- [WRITTEN TASK] Omit all pictures and give the records below again exactly as written.

- [EXTRACTED DATA]
+-------+

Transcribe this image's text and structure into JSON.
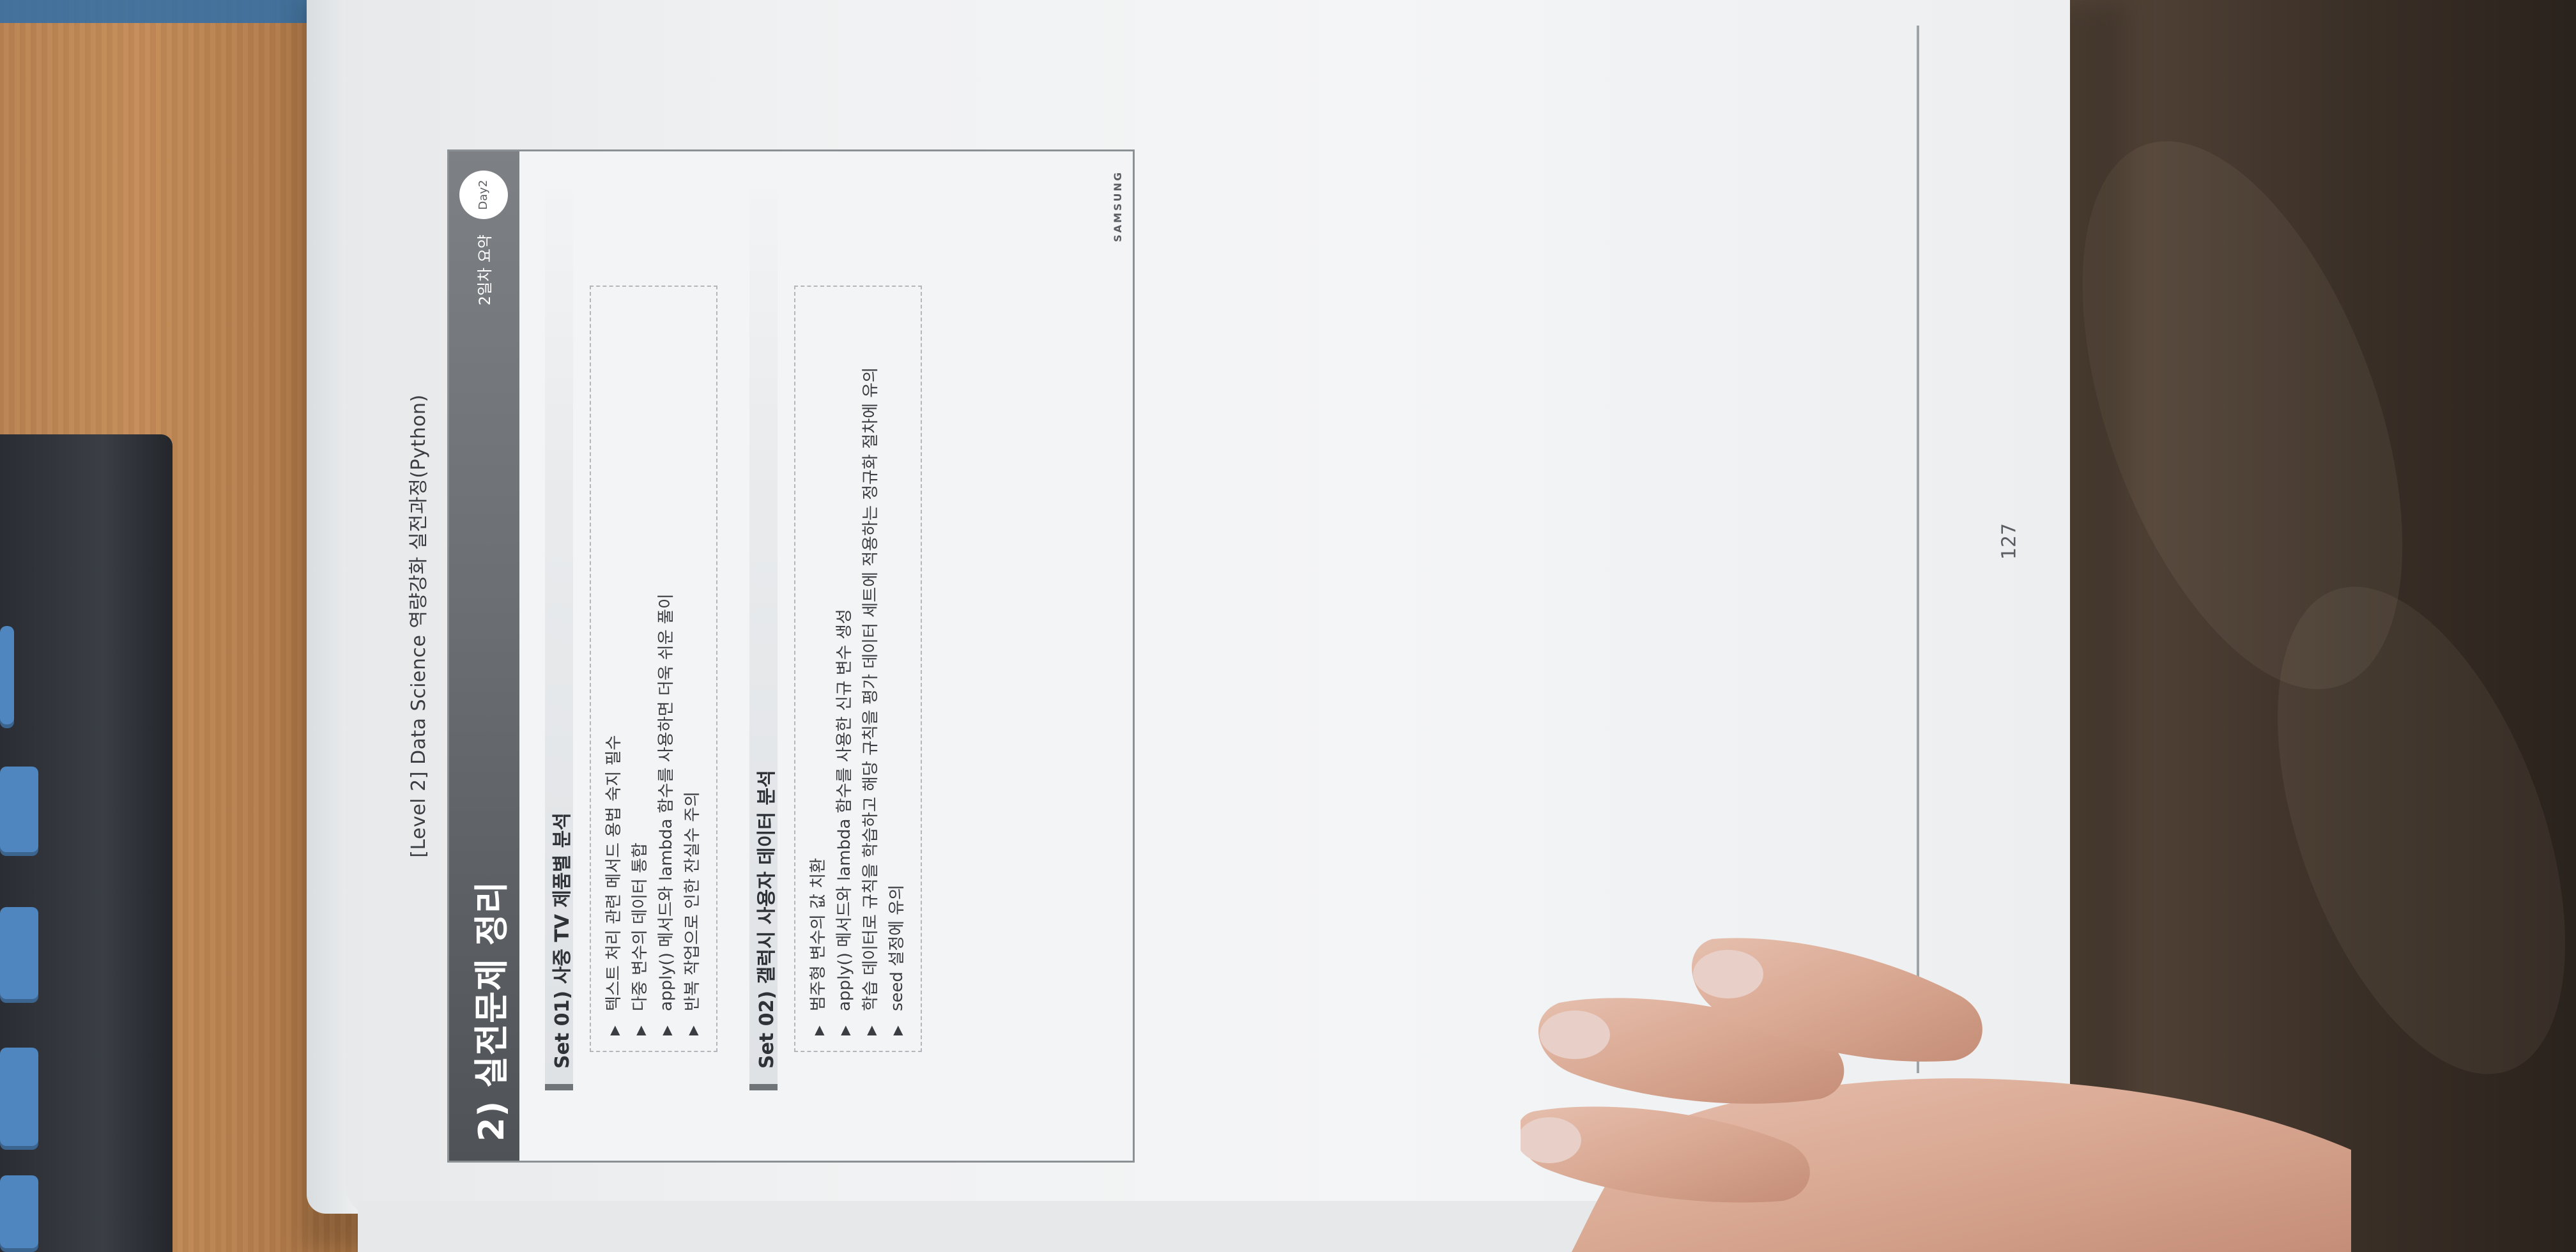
{
  "book": {
    "running_head": "[Level 2] Data Science 역량강화 실전과정(Python)",
    "page_number": "127"
  },
  "slide": {
    "title": "2) 실전문제 정리",
    "tag": "2일차 요약",
    "badge": "Day2",
    "brand": "SAMSUNG",
    "sets": [
      {
        "title": "Set 01) 사중 TV 제품별 분석",
        "bullets": [
          "텍스트 처리 관련 메서드 용법 숙지 필수",
          "다중 변수의 데이터 통합",
          "apply() 메서드와 lambda 함수를 사용하면 더욱 쉬운 풀이",
          "반복 작업으로 인한 잔실수 주의"
        ]
      },
      {
        "title": "Set 02) 갤럭시 사용자 데이터 분석",
        "bullets": [
          "범주형 변수의 값 치환",
          "apply() 메서드와 lambda 함수를 사용한 신규 변수 생성",
          "학습 데이터로 규칙을 학습하고 해당 규칙을 평가 데이터 세트에 적용하는 정규화 절차에 유의",
          "seed 설정에 유의"
        ]
      }
    ],
    "bullet_glyph": "▶"
  },
  "colors": {
    "banner": "#5f6367",
    "page": "#f2f3f4",
    "desk": "#b98252"
  }
}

+-------+

- [SOLUTION FOR THIS EXERCISE]
Transcribe this image's text and structure into JSON.
{
  "book": {
    "running_head": "[Level 2] Data Science 역량강화 실전과정(Python)",
    "page_number": "127"
  },
  "slide": {
    "title": "2) 실전문제 정리",
    "tag": "2일차 요약",
    "badge": "Day2",
    "brand": "SAMSUNG",
    "sets": [
      {
        "title": "Set 01) 사중 TV 제품별 분석",
        "bullets": [
          "텍스트 처리 관련 메서드 용법 숙지 필수",
          "다중 변수의 데이터 통합",
          "apply() 메서드와 lambda 함수를 사용하면 더욱 쉬운 풀이",
          "반복 작업으로 인한 잔실수 주의"
        ]
      },
      {
        "title": "Set 02) 갤럭시 사용자 데이터 분석",
        "bullets": [
          "범주형 변수의 값 치환",
          "apply() 메서드와 lambda 함수를 사용한 신규 변수 생성",
          "학습 데이터로 규칙을 학습하고 해당 규칙을 평가 데이터 세트에 적용하는 정규화 절차에 유의",
          "seed 설정에 유의"
        ]
      }
    ],
    "bullet_glyph": "▶"
  },
  "colors": {
    "banner": "#5f6367",
    "page": "#f2f3f4",
    "desk": "#b98252"
  }
}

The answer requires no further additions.